Exercise =
Filter this data down to the lines that hold "JSON", and copy them.
****
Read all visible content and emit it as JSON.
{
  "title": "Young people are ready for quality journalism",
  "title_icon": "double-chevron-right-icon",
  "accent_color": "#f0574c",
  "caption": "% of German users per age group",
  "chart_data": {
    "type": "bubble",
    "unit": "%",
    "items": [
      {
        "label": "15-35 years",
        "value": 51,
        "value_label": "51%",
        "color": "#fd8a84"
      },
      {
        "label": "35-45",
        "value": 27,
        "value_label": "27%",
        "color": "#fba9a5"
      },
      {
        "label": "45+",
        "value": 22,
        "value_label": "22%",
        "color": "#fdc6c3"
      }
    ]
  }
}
****
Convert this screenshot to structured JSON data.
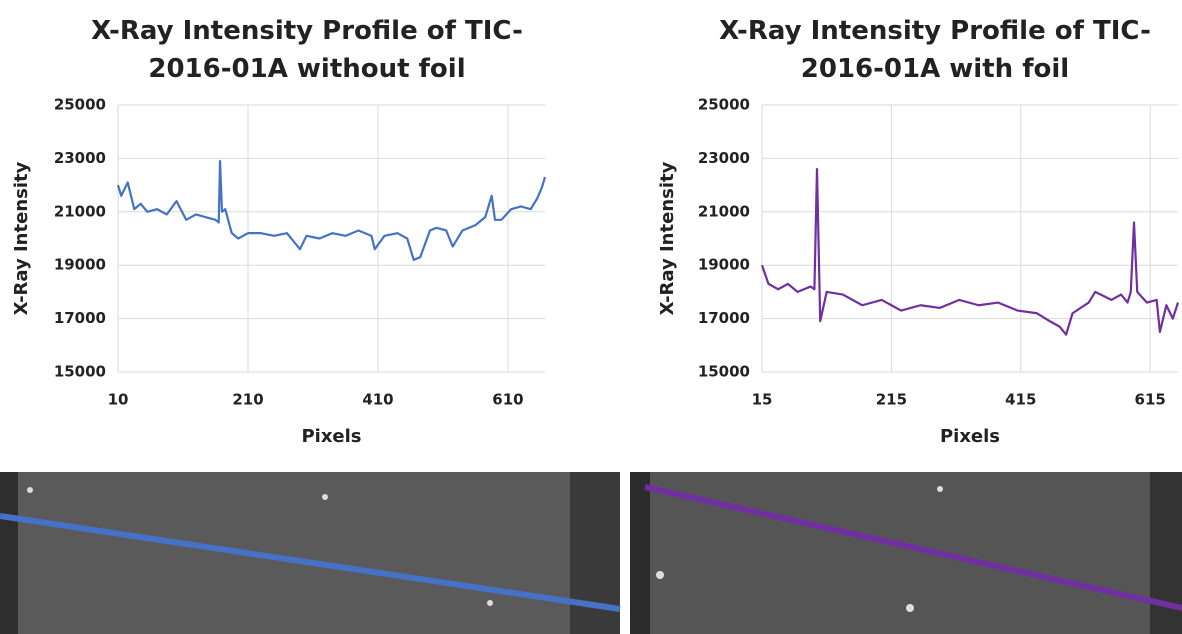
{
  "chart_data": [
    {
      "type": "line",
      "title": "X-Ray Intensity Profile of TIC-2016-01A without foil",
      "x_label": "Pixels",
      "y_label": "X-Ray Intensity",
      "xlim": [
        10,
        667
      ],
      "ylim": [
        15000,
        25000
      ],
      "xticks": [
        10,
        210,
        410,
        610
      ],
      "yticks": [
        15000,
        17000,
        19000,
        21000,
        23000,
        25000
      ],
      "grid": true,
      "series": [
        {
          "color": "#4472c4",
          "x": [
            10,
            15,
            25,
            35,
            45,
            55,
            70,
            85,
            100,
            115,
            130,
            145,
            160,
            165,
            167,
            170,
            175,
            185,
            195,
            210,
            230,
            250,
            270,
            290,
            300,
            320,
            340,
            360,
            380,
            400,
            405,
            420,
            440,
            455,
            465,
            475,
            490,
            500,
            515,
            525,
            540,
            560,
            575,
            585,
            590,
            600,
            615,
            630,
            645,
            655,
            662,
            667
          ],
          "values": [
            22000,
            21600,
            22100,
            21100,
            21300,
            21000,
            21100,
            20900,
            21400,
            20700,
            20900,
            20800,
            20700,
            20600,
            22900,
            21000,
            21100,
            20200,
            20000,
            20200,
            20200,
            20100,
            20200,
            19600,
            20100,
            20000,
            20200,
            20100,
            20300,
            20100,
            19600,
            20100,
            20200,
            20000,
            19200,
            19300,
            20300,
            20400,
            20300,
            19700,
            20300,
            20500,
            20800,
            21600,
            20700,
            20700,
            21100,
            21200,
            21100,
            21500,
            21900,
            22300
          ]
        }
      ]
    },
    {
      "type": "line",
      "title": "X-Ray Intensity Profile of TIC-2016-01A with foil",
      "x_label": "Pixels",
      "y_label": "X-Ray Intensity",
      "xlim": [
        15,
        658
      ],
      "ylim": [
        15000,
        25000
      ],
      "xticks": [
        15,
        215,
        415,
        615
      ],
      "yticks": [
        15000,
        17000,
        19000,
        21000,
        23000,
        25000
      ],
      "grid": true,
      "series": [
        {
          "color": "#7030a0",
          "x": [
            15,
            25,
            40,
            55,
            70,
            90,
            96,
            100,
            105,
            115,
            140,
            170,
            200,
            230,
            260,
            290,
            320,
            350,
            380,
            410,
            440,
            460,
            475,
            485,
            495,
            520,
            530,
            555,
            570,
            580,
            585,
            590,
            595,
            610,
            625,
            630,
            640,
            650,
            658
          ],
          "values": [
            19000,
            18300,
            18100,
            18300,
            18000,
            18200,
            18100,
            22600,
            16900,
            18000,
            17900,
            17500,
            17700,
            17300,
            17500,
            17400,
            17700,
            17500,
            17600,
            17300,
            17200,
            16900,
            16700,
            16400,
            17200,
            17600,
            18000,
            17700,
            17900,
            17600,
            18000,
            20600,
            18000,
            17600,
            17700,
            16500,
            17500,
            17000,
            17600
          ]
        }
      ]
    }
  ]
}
****
Task result =
Read all visible content and emit it as JSON.
Convert this screenshot to structured JSON data.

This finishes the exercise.